__DO THIS__. Hunt for the word "التقدير" across the entries below, copying each line that holds it.

__DATA FOR THIS TASK__.
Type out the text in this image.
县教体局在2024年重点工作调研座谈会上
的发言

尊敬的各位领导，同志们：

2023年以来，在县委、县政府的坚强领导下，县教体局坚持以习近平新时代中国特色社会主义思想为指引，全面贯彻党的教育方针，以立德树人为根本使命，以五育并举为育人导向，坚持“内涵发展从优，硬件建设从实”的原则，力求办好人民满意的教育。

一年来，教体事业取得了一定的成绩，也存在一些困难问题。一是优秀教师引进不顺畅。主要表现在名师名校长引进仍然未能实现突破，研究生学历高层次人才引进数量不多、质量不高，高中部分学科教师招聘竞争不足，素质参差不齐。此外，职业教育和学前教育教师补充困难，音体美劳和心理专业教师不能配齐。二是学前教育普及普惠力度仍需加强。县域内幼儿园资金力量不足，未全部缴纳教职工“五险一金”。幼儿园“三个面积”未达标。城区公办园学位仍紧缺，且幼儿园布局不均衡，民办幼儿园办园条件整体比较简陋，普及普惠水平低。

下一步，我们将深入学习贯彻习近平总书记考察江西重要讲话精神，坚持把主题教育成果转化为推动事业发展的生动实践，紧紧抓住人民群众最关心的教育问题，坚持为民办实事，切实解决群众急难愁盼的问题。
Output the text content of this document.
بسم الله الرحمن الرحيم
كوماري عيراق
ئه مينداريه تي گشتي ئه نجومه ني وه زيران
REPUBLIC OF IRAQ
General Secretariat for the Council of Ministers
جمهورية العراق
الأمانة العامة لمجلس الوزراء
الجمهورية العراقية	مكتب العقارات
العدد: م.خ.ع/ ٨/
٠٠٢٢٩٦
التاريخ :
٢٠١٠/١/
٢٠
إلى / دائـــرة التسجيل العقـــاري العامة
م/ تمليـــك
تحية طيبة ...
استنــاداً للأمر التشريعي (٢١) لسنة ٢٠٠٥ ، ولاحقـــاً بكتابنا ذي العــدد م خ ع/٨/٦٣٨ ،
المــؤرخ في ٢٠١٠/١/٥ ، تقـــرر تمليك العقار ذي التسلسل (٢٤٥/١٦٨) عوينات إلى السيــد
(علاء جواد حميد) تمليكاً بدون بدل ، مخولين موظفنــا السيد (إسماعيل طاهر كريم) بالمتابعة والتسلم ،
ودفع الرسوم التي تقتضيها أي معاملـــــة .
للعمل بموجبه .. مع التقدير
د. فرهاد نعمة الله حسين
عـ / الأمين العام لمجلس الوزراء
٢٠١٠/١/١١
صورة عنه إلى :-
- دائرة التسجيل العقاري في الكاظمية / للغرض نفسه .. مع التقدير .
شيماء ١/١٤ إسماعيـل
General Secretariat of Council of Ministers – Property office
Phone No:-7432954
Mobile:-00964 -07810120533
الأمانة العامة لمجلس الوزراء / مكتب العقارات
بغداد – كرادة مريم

__FINISHED EXERCISE__.
للعمل بموجبه .. مع التقدير
- دائرة التسجيل العقاري في الكاظمية / للغرض نفسه .. مع التقدير .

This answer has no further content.